▶
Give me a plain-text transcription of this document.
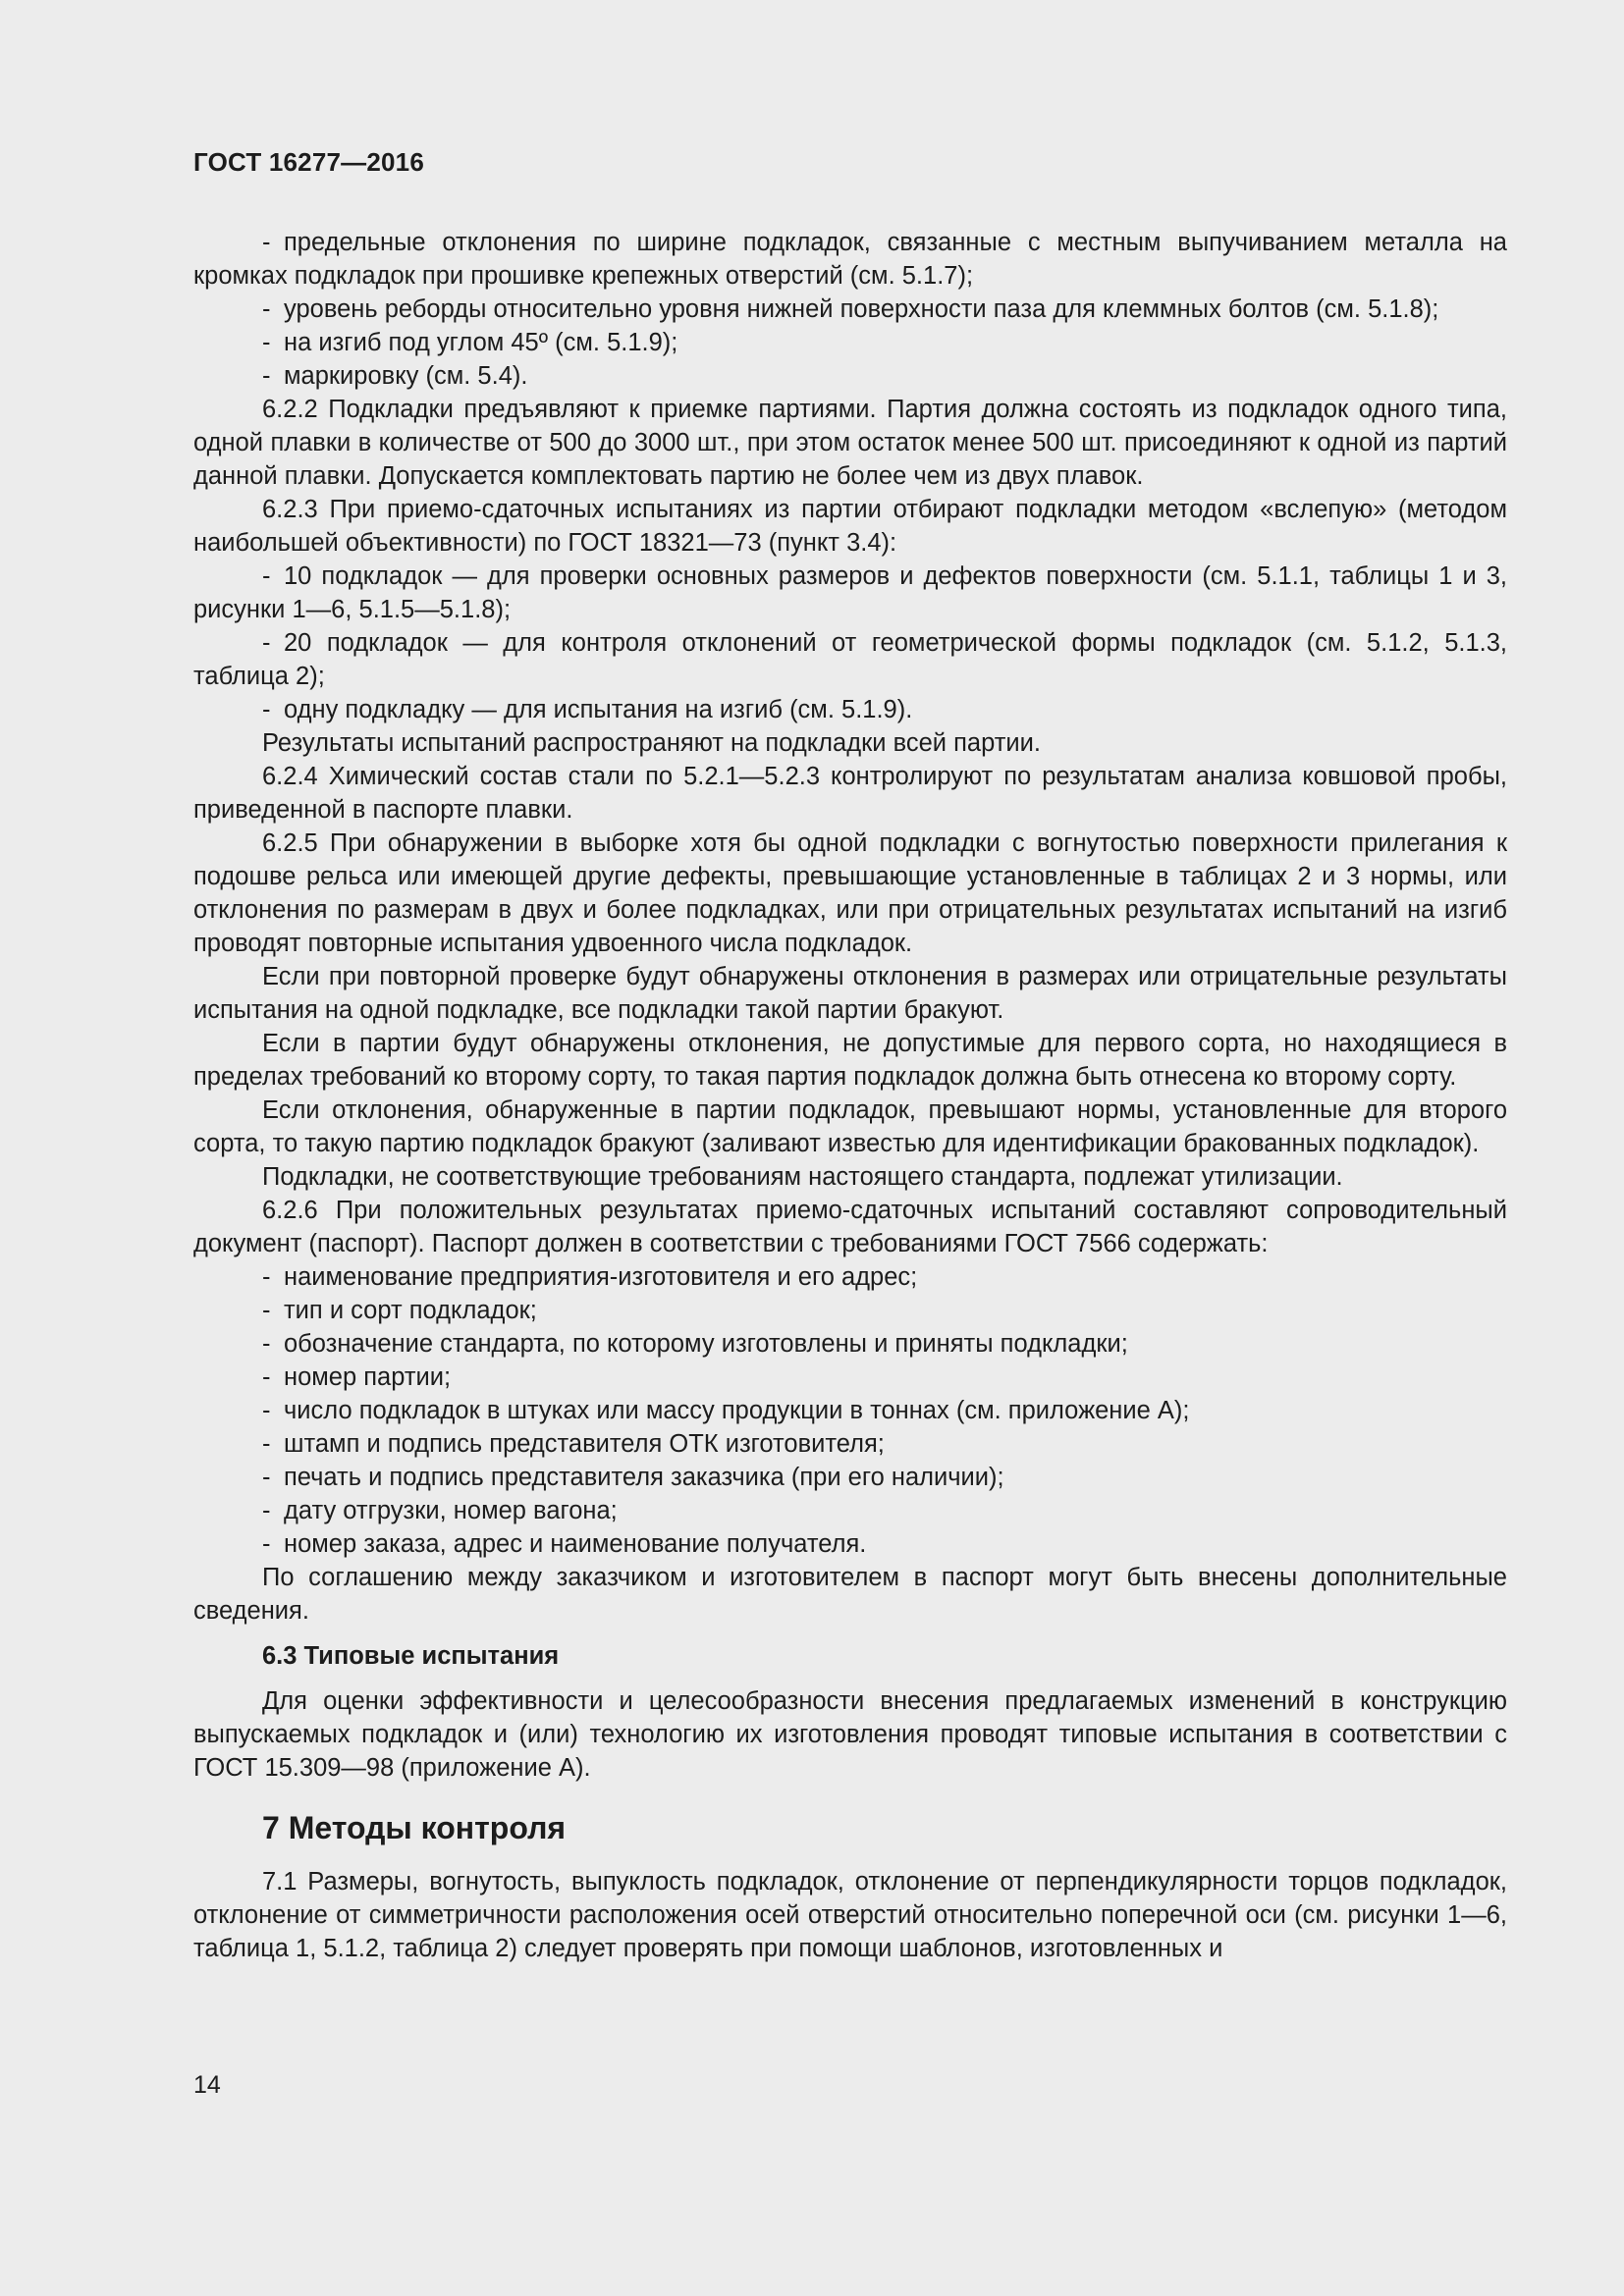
ГОСТ 16277—2016

- предельные отклонения по ширине подкладок, связанные с местным выпучиванием металла на кромках подкладок при прошивке крепежных отверстий (см. 5.1.7);

- уровень реборды относительно уровня нижней поверхности паза для клеммных болтов (см. 5.1.8);

- на изгиб под углом 45º (см. 5.1.9);

- маркировку (см. 5.4).

6.2.2 Подкладки предъявляют к приемке партиями. Партия должна состоять из подкладок одного типа, одной плавки в количестве от 500 до 3000 шт., при этом остаток менее 500 шт. присоединяют к одной из партий данной плавки. Допускается комплектовать партию не более чем из двух плавок.

6.2.3 При приемо-сдаточных испытаниях из партии отбирают подкладки методом «вслепую» (методом наибольшей объективности) по ГОСТ 18321—73 (пункт 3.4):

- 10 подкладок — для проверки основных размеров и дефектов поверхности (см. 5.1.1, таблицы 1 и 3, рисунки 1—6, 5.1.5—5.1.8);

- 20 подкладок — для контроля отклонений от геометрической формы подкладок (см. 5.1.2, 5.1.3, таблица 2);

- одну подкладку — для испытания на изгиб (см. 5.1.9).

Результаты испытаний распространяют на подкладки всей партии.

6.2.4 Химический состав стали по 5.2.1—5.2.3 контролируют по результатам анализа ковшовой пробы, приведенной в паспорте плавки.

6.2.5 При обнаружении в выборке хотя бы одной подкладки с вогнутостью поверхности прилегания к подошве рельса или имеющей другие дефекты, превышающие установленные в таблицах 2 и 3 нормы, или отклонения по размерам в двух и более подкладках, или при отрицательных результатах испытаний на изгиб проводят повторные испытания удвоенного числа подкладок.

Если при повторной проверке будут обнаружены отклонения в размерах или отрицательные результаты испытания на одной подкладке, все подкладки такой партии бракуют.

Если в партии будут обнаружены отклонения, не допустимые для первого сорта, но находящиеся в пределах требований ко второму сорту, то такая партия подкладок должна быть отнесена ко второму сорту.

Если отклонения, обнаруженные в партии подкладок, превышают нормы, установленные для второго сорта, то такую партию подкладок бракуют (заливают известью для идентификации бракованных подкладок).

Подкладки, не соответствующие требованиям настоящего стандарта, подлежат утилизации.

6.2.6 При положительных результатах приемо-сдаточных испытаний составляют сопроводительный документ (паспорт). Паспорт должен в соответствии с требованиями ГОСТ 7566 содержать:

- наименование предприятия-изготовителя и его адрес;

- тип и сорт подкладок;

- обозначение стандарта, по которому изготовлены и приняты подкладки;

- номер партии;

- число подкладок в штуках или массу продукции в тоннах (см. приложение А);

- штамп и подпись представителя ОТК изготовителя;

- печать и подпись представителя заказчика (при его наличии);

- дату отгрузки, номер вагона;

- номер заказа, адрес и наименование получателя.

По соглашению между заказчиком и изготовителем в паспорт могут быть внесены дополнительные сведения.

6.3 Типовые испытания

Для оценки эффективности и целесообразности внесения предлагаемых изменений в конструкцию выпускаемых подкладок и (или) технологию их изготовления проводят типовые испытания в соответствии с ГОСТ 15.309—98 (приложение А).

7 Методы контроля

7.1 Размеры, вогнутость, выпуклость подкладок, отклонение от перпендикулярности торцов подкладок, отклонение от симметричности расположения осей отверстий относительно поперечной оси (см. рисунки 1—6, таблица 1, 5.1.2, таблица 2) следует проверять при помощи шаблонов, изготовленных и

14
◀
Quote the records in their entirety, keeping the wording exact and excluding pictures.

Give me a plain-text transcription of this document.
ГОСТ 16277—2016

- предельные отклонения по ширине подкладок, связанные с местным выпучиванием металла на кромках подкладок при прошивке крепежных отверстий (см. 5.1.7);

- уровень реборды относительно уровня нижней поверхности паза для клеммных болтов (см. 5.1.8);

- на изгиб под углом 45º (см. 5.1.9);

- маркировку (см. 5.4).

6.2.2 Подкладки предъявляют к приемке партиями. Партия должна состоять из подкладок одного типа, одной плавки в количестве от 500 до 3000 шт., при этом остаток менее 500 шт. присоединяют к одной из партий данной плавки. Допускается комплектовать партию не более чем из двух плавок.

6.2.3 При приемо-сдаточных испытаниях из партии отбирают подкладки методом «вслепую» (методом наибольшей объективности) по ГОСТ 18321—73 (пункт 3.4):

- 10 подкладок — для проверки основных размеров и дефектов поверхности (см. 5.1.1, таблицы 1 и 3, рисунки 1—6, 5.1.5—5.1.8);

- 20 подкладок — для контроля отклонений от геометрической формы подкладок (см. 5.1.2, 5.1.3, таблица 2);

- одну подкладку — для испытания на изгиб (см. 5.1.9).

Результаты испытаний распространяют на подкладки всей партии.

6.2.4 Химический состав стали по 5.2.1—5.2.3 контролируют по результатам анализа ковшовой пробы, приведенной в паспорте плавки.

6.2.5 При обнаружении в выборке хотя бы одной подкладки с вогнутостью поверхности прилегания к подошве рельса или имеющей другие дефекты, превышающие установленные в таблицах 2 и 3 нормы, или отклонения по размерам в двух и более подкладках, или при отрицательных результатах испытаний на изгиб проводят повторные испытания удвоенного числа подкладок.

Если при повторной проверке будут обнаружены отклонения в размерах или отрицательные результаты испытания на одной подкладке, все подкладки такой партии бракуют.

Если в партии будут обнаружены отклонения, не допустимые для первого сорта, но находящиеся в пределах требований ко второму сорту, то такая партия подкладок должна быть отнесена ко второму сорту.

Если отклонения, обнаруженные в партии подкладок, превышают нормы, установленные для второго сорта, то такую партию подкладок бракуют (заливают известью для идентификации бракованных подкладок).

Подкладки, не соответствующие требованиям настоящего стандарта, подлежат утилизации.

6.2.6 При положительных результатах приемо-сдаточных испытаний составляют сопроводительный документ (паспорт). Паспорт должен в соответствии с требованиями ГОСТ 7566 содержать:

- наименование предприятия-изготовителя и его адрес;

- тип и сорт подкладок;

- обозначение стандарта, по которому изготовлены и приняты подкладки;

- номер партии;

- число подкладок в штуках или массу продукции в тоннах (см. приложение А);

- штамп и подпись представителя ОТК изготовителя;

- печать и подпись представителя заказчика (при его наличии);

- дату отгрузки, номер вагона;

- номер заказа, адрес и наименование получателя.

По соглашению между заказчиком и изготовителем в паспорт могут быть внесены дополнительные сведения.

6.3 Типовые испытания

Для оценки эффективности и целесообразности внесения предлагаемых изменений в конструкцию выпускаемых подкладок и (или) технологию их изготовления проводят типовые испытания в соответствии с ГОСТ 15.309—98 (приложение А).

7 Методы контроля

7.1 Размеры, вогнутость, выпуклость подкладок, отклонение от перпендикулярности торцов подкладок, отклонение от симметричности расположения осей отверстий относительно поперечной оси (см. рисунки 1—6, таблица 1, 5.1.2, таблица 2) следует проверять при помощи шаблонов, изготовленных и

14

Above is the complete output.